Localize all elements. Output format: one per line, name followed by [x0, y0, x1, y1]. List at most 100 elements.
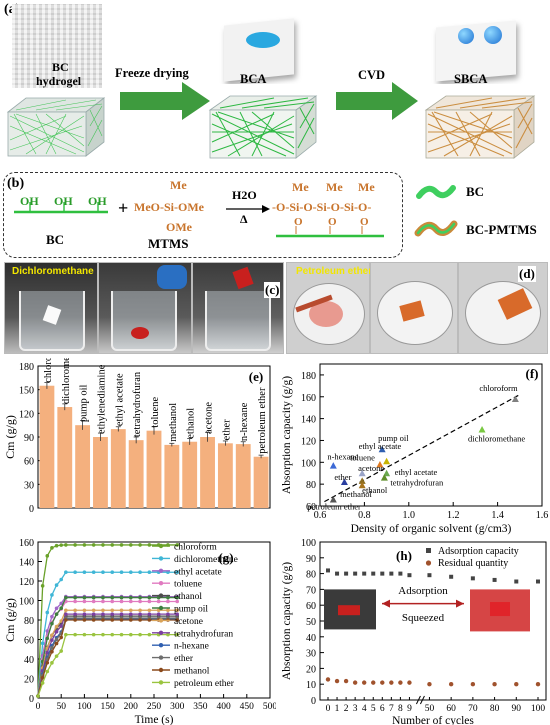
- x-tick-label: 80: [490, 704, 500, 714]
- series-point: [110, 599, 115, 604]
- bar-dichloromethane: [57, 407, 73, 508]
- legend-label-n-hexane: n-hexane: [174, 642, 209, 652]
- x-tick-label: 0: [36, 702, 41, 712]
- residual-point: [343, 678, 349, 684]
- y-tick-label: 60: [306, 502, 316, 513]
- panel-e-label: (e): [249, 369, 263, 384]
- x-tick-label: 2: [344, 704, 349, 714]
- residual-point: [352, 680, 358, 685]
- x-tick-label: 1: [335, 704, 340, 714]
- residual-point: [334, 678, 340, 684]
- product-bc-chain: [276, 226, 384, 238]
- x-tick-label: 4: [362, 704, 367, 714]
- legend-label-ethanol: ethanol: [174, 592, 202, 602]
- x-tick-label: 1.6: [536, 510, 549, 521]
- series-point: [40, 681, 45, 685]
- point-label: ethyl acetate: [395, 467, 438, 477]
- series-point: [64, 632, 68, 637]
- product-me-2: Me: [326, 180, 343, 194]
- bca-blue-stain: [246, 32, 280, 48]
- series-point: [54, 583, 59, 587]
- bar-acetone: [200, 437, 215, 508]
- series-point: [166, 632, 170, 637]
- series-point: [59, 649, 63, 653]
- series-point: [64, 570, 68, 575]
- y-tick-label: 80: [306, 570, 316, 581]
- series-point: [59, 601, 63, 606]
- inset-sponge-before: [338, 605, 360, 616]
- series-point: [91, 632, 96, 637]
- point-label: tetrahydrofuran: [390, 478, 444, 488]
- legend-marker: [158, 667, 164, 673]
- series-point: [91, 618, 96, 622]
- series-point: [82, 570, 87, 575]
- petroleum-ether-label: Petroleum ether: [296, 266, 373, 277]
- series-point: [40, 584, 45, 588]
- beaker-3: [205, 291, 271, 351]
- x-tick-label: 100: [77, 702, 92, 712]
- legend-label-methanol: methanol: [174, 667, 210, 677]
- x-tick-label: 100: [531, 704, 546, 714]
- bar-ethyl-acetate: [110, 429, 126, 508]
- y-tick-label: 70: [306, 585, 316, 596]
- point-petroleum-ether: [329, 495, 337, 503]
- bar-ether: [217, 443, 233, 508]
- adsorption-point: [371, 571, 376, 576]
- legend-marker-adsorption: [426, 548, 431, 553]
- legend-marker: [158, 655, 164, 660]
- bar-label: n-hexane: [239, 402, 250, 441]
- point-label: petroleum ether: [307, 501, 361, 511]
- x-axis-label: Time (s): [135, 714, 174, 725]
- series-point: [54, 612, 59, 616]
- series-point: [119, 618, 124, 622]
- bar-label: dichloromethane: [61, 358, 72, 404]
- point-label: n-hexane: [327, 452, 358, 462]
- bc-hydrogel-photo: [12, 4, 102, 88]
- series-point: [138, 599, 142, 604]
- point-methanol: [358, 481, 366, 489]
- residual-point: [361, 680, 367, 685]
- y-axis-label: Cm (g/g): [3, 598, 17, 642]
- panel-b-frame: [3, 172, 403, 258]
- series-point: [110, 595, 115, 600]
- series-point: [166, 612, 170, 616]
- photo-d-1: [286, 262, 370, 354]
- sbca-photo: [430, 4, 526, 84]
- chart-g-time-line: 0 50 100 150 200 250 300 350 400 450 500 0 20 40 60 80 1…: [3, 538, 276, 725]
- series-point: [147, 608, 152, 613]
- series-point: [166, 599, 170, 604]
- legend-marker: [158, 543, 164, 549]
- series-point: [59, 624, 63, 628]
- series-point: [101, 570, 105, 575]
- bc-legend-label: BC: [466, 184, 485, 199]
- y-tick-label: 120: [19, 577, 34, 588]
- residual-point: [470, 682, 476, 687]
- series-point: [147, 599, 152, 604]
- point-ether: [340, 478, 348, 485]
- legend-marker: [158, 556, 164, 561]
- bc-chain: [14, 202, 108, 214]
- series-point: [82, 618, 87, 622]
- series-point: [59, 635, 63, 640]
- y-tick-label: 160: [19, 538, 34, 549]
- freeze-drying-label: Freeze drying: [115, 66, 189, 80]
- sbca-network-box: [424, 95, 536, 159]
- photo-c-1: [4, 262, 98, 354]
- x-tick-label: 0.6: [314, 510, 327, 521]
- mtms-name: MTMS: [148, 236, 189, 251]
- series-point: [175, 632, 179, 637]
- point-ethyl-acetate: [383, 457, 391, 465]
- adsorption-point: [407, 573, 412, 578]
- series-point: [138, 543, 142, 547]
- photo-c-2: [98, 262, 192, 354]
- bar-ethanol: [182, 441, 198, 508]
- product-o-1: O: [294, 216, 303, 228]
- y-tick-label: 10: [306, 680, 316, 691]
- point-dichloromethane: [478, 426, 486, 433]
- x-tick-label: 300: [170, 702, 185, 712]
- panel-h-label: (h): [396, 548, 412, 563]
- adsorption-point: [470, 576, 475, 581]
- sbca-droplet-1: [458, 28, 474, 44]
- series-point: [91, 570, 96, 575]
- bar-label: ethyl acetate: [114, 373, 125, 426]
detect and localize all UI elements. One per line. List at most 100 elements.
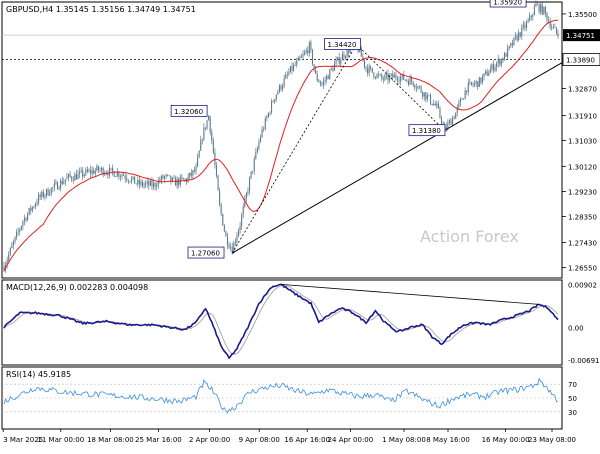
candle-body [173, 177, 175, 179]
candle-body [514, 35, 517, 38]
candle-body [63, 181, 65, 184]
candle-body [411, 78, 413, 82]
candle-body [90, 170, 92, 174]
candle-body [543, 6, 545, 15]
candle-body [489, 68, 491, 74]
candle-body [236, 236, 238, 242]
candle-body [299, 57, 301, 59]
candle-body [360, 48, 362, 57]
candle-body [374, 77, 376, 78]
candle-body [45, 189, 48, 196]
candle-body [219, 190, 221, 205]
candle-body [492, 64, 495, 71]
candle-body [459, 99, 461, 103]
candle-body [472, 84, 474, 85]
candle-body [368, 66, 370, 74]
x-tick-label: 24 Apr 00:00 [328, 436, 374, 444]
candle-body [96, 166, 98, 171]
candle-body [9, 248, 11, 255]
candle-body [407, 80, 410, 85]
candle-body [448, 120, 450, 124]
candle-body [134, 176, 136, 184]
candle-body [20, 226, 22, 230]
--
Task requirements — Rewrite every line of the rows above with "candle-body" changed to "candle" each time it occurs and everything else kept the same. Leave the pictures out.

Exercise response —
Localize all elements. Output format: one per line, name followed by [x0, y0, x1, y1]. List at most 100 elements.
- x-tick-label: 80: [490, 704, 500, 714]
- series-point: [110, 599, 115, 604]
- bar-dichloromethane: [57, 407, 73, 508]
- legend-label-n-hexane: n-hexane: [174, 642, 209, 652]
- x-tick-label: 0: [36, 702, 41, 712]
- residual-point: [343, 678, 349, 684]
- y-tick-label: 60: [306, 502, 316, 513]
- panel-e-label: (e): [249, 369, 263, 384]
- x-tick-label: 2: [344, 704, 349, 714]
- residual-point: [352, 680, 358, 685]
- x-tick-label: 1: [335, 704, 340, 714]
- residual-point: [334, 678, 340, 684]
- product-bc-chain: [276, 226, 384, 238]
- x-tick-label: 4: [362, 704, 367, 714]
- legend-label-ethanol: ethanol: [174, 592, 202, 602]
- x-tick-label: 1.6: [536, 510, 549, 521]
- series-point: [40, 681, 45, 685]
- point-label: ethyl acetate: [395, 467, 438, 477]
- series-point: [64, 632, 68, 637]
- product-me-2: Me: [326, 180, 343, 194]
- bca-blue-stain: [246, 32, 280, 48]
- series-point: [54, 583, 59, 587]
- bar-acetone: [200, 437, 215, 508]
- series-point: [166, 632, 170, 637]
- series-point: [59, 649, 63, 653]
- series-point: [64, 570, 68, 575]
- y-tick-label: 80: [306, 570, 316, 581]
- series-point: [59, 601, 63, 606]
- inset-sponge-before: [338, 605, 360, 616]
- series-point: [91, 632, 96, 637]
- point-label: tetrahydrofuran: [390, 478, 444, 488]
- legend-marker: [158, 667, 164, 673]
- series-point: [91, 618, 96, 622]
- series-point: [82, 570, 87, 575]
- petroleum-ether-label: Petroleum ether: [296, 266, 373, 277]
- series-point: [40, 584, 45, 588]
- beaker-3: [205, 291, 271, 351]
- x-tick-label: 100: [77, 702, 92, 712]
- legend-label-methanol: methanol: [174, 667, 210, 677]
- x-tick-label: 100: [531, 704, 546, 714]
- bar-ethyl-acetate: [110, 429, 126, 508]
- y-tick-label: 70: [306, 585, 316, 596]
- point-petroleum-ether: [329, 495, 337, 503]
- bar-ether: [217, 443, 233, 508]
- adsorption-point: [371, 571, 376, 576]
- legend-marker-adsorption: [426, 548, 431, 553]
- legend-marker: [158, 655, 164, 660]
- bar-label: n-hexane: [239, 402, 250, 441]
- point-label: petroleum ether: [307, 501, 361, 511]
- x-axis-label: Time (s): [135, 714, 174, 725]
- series-point: [54, 612, 59, 616]
- series-point: [119, 618, 124, 622]
- bar-label: dichloromethane: [61, 358, 72, 404]
- point-label: n-hexane: [327, 452, 358, 462]
- bc-hydrogel-photo: [12, 4, 102, 88]
- series-point: [138, 599, 142, 604]
- point-methanol: [358, 481, 366, 489]
- residual-point: [361, 680, 367, 685]
- y-axis-label: Cm (g/g): [3, 598, 17, 642]
- panel-b-frame: [3, 172, 403, 258]
- series-point: [110, 595, 115, 600]
- series-point: [166, 612, 170, 616]
- photo-d-1: [286, 262, 370, 354]
- sbca-photo: [430, 4, 526, 84]
- chart-g-time-line: 0 50 100 150 200 250 300 350 400 450 500 0 20 40 60 80 1…: [3, 538, 276, 725]
- series-point: [147, 608, 152, 613]
- series-point: [166, 599, 170, 604]
- legend-marker: [158, 543, 164, 549]
- series-point: [59, 624, 63, 628]
- series-point: [101, 570, 105, 575]
- bc-legend-label: BC: [466, 184, 485, 199]
- y-tick-label: 120: [19, 577, 34, 588]
- residual-point: [470, 682, 476, 687]
- series-point: [147, 599, 152, 604]
- point-ether: [340, 478, 348, 485]
- legend-marker: [158, 556, 164, 561]
- bc-chain: [14, 202, 108, 214]
- series-point: [82, 618, 87, 622]
- series-point: [59, 635, 63, 640]
- y-tick-label: 160: [19, 538, 34, 549]
- freeze-drying-label: Freeze drying: [115, 66, 189, 80]
- sbca-network-box: [424, 95, 536, 159]
- photo-c-1: [4, 262, 98, 354]
- x-tick-label: 0.6: [314, 510, 327, 521]
- mtms-name: MTMS: [148, 236, 189, 251]
- series-point: [175, 632, 179, 637]
- point-ethyl-acetate: [383, 457, 391, 465]
- adsorption-point: [407, 573, 412, 578]
- series-point: [138, 543, 142, 547]
- photo-c-2: [98, 262, 192, 354]
- bar-ethanol: [182, 441, 198, 508]
- product-o-1: O: [294, 216, 303, 228]
- y-tick-label: 10: [306, 680, 316, 691]
- point-dichloromethane: [478, 426, 486, 433]
- x-tick-label: 300: [170, 702, 185, 712]
- panel-h-label: (h): [396, 548, 412, 563]
- adsorption-point: [470, 576, 475, 581]
- sbca-droplet-1: [458, 28, 474, 44]
- series-point: [91, 570, 96, 575]
- bar-label: ethyl acetate: [114, 373, 125, 426]
detect and localize all UI elements. One per line. List at most 100 elements.
candle [173, 177, 175, 179]
candle [514, 35, 517, 38]
candle [63, 181, 65, 184]
candle [411, 78, 413, 82]
candle [90, 170, 92, 174]
candle [543, 6, 545, 15]
candle [489, 68, 491, 74]
candle [236, 236, 238, 242]
candle [299, 57, 301, 59]
candle [360, 48, 362, 57]
candle [374, 77, 376, 78]
candle [45, 189, 48, 196]
candle [219, 190, 221, 205]
candle [492, 64, 495, 71]
candle [459, 99, 461, 103]
candle [472, 84, 474, 85]
candle [368, 66, 370, 74]
x-tick-label: 24 Apr 00:00 [328, 436, 374, 444]
candle [96, 166, 98, 171]
candle [9, 248, 11, 255]
candle [407, 80, 410, 85]
candle [448, 120, 450, 124]
candle [134, 176, 136, 184]
candle [20, 226, 22, 230]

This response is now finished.